Depremin acısı da, hüznü de, yoksulluk, yoksunluk, çaresizlik de sürüyor. Yaralanan hayatları yeniden, eskisi gibi kurmak zor, belki de imkânsız.

Yıkıcı depremden ufuk açan depreme
Fotoğraf: DepoPhotos

Yüreklerimiz parçalandı, yüzlerimiz kaygı ve korkuyla buruştu; kederin korkuyla buluşması dehşet vericidir. Doğanın intikamına mı yakalandık diye karıştı aklımız. Telefonlar kilitlendi, kimse kimseyi duyamaz oldu. TV kanallarında birbirini izleyen yıkık evlerin, çatlamış caddelerin, asfaltı parçalayan tuhaf dalgaların görüntülerini faltaşı gibi açılmış gözlerimizle izledik. İçimizden yükselen dayanılmaz sıkıntı bizi boğdu; yakınlarımızdan, sevdiklerimizden haber alamamamın acısı, onları ötekilerden ayırıyor olmanın gizli utancıyla, hiçbir şey yapamamanın, çaresizliğin, gövdelerimizi bir uçtan bir uca geçen elektriği bizi titretti. Acıların hafifletilebilmesi için, aklımızı koruyabilmek için gerekli dayanışmanın yoktan var eden sihirli gücüyle avunduk bir süre. Kocaman binaların neden iskambil kâğıtları gibi yıkıldığı sorusuna yanıt ararken, bir binaya yetmez demir ve çimentoyla üç bina çıkaran müteahhitlere çevirdik gözlerimizi. Sonra onlara alan açan, imkân tanıyanlara döndük. “İmar aflarını unutma, cinayetleri unutma” dedi içimizden bir ses. Nasıl olur da fay hatlarının üstüne milyonların yaşadığı kentler kurulur sorusuna yanıt bulamadı hiç kimse. Bir de timsah gözyaşları dökenlerle, içlerindeki derin acı gözyaşlarını kurutmuş olanları birbirinden ayıramadık. Kim ayırabilir ki?

● **Sağlanan veriler**
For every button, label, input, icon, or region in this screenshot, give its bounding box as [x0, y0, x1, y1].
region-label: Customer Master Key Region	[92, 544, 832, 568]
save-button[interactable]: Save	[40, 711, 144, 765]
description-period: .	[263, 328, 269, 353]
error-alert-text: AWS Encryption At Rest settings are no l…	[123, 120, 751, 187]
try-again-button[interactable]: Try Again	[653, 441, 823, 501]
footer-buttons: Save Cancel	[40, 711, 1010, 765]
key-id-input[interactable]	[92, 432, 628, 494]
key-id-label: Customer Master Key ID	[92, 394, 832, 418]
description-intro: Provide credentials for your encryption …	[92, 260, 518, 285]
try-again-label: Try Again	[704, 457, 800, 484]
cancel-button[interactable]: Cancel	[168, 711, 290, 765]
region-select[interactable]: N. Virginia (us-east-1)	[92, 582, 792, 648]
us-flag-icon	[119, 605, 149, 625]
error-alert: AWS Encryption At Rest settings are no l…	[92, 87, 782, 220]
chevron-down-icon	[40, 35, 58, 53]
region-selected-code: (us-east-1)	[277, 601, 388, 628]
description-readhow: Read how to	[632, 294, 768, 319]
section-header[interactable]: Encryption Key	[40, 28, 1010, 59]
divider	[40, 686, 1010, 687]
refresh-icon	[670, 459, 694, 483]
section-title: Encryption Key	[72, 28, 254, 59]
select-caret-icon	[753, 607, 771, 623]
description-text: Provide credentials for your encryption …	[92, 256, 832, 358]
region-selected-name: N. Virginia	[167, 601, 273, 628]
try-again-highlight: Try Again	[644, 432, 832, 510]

● **Yapılacak görevler**
1. Deprem yazısına göre aşağıdaki soruları yanıtlayın:
(a) Yaralanan hayatları yeniden, eskisi gibi kurmak nasıl nitelendiriliyor?
(b) Telefonlara ne oldu?
(c) Binaların neden iskambil kâğıtları gibi yıkıldığına yanıt ararken gözler kimlere çevrildi?
2. Lütfen deprem yazısının ilk cümlesinde sürdüğü söylenen her şeyi sıralayın.
3. Deprem yazısını son cümlesinden sonra devam ettirin.

● **Görevlerin yanıtları**
1.
(a) Zor, belki de imkânsız.
(b) Kilitlendi.
(c) Bir binaya yetmez demir ve çimentoyla üç bina çıkaran müteahhitlere.

2.
- Depremin acısı
- Hüzün
- Yoksulluk
- Yoksunluk
- Çaresizlik

3.
Kurbanı olduğumuz çağ

Sonra günlük yaşamın sıkıntılarının ve sevinçlerinin kurtarıcı kollarına bıraktık kendimizi. Ölüp gidenlerin acısı nasılsa hayatın rüzgârında dağılıp gidecekti. Tıpkı Necatigil’in şiirindeki gibi “öğlen bir dostu gömdüm gece eğlentideydim / suç benim miydi / çağ” diyecek, biraz mahcup, biraz hak vererek akıp giden zamana, kendi kırık hayatlarımıza dönecektik. Yaralar bir şekilde sarılırdı nasıl olsa, binalar yeniden yapılırdı, kentler yeniden kurulurdu, ölümünse çaresi yoktu zaten. Peki bunca yıl ciddiye almadığımız, hoyratça kullandığımız doğa ile bundan sonra iyi geçinmenin yollarını bulabilir miyiz, yoksa çok mu geç kaldık. Neden hâlâ gerçeği söyleyen aynalardan uzak durmaya özen gösteriyoruz.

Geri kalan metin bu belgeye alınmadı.